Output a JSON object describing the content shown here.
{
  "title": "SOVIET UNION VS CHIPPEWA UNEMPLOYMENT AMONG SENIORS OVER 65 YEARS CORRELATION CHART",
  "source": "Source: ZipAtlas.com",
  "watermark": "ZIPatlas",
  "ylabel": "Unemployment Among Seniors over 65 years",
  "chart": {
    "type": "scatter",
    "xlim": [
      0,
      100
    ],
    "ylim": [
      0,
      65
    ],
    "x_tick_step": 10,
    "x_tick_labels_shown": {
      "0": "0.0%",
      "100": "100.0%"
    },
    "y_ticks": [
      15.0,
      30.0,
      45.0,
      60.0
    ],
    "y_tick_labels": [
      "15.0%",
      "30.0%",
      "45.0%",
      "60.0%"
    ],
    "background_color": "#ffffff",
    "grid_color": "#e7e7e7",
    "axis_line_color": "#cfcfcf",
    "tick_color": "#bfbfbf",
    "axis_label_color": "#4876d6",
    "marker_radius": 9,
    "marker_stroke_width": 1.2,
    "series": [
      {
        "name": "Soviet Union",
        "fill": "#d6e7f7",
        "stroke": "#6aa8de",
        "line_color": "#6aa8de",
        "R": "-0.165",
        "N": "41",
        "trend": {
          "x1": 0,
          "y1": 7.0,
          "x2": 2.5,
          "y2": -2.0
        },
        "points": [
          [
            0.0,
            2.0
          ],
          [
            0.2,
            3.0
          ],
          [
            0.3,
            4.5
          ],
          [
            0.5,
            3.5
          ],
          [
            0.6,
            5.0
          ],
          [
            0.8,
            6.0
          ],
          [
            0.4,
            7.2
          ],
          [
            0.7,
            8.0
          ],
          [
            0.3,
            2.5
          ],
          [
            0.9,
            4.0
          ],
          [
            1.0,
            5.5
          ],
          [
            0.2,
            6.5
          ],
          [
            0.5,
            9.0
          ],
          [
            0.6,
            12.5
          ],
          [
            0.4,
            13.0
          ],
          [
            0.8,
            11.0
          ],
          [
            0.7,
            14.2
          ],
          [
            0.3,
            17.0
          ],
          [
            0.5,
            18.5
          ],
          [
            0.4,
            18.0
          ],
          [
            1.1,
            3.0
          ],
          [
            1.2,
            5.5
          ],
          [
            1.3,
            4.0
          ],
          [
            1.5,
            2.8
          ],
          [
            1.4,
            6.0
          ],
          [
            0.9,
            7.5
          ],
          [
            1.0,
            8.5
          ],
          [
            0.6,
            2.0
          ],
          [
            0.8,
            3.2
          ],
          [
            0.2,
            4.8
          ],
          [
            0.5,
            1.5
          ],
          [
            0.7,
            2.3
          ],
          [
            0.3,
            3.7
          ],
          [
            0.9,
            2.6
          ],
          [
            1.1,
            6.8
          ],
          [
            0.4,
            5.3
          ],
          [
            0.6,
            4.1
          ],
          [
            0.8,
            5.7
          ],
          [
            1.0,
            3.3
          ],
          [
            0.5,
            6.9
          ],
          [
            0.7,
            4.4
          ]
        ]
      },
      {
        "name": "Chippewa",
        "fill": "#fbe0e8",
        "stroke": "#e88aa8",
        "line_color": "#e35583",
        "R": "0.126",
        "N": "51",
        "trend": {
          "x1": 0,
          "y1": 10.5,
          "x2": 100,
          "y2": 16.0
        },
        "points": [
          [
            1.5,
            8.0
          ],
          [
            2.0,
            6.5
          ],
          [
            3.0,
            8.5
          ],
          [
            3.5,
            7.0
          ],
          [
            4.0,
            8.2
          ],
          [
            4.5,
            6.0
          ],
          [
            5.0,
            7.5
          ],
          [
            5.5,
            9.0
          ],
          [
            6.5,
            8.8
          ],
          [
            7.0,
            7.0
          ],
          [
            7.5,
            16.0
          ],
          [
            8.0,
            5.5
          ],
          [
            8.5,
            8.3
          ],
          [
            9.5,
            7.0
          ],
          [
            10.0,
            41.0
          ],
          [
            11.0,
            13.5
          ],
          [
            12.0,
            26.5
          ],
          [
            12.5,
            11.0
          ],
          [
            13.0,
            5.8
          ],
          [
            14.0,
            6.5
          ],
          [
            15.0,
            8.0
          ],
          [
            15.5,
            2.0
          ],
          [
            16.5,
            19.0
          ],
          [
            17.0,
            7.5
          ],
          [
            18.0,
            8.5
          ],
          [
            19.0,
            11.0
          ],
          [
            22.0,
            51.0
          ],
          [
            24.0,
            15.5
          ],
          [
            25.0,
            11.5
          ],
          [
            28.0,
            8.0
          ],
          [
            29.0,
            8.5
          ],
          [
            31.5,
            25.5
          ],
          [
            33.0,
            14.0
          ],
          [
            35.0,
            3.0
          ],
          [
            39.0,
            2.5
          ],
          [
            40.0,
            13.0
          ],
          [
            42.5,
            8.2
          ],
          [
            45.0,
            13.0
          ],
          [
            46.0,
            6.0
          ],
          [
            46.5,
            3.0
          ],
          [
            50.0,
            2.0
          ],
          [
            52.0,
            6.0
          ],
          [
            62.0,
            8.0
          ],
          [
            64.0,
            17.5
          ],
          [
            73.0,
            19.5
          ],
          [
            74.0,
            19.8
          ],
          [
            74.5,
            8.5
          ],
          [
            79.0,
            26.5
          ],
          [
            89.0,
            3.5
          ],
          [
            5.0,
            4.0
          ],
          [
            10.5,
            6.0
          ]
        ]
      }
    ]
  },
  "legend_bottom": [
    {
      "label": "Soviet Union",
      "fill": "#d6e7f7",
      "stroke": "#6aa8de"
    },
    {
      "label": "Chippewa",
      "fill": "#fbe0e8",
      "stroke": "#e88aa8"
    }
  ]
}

#### Task to complete:
Gather each line of the listing that holds the string "fill".

#### Task answer:
        "fill": "#d6e7f7",
        "fill": "#fbe0e8",
      "fill": "#d6e7f7",
      "fill": "#fbe0e8",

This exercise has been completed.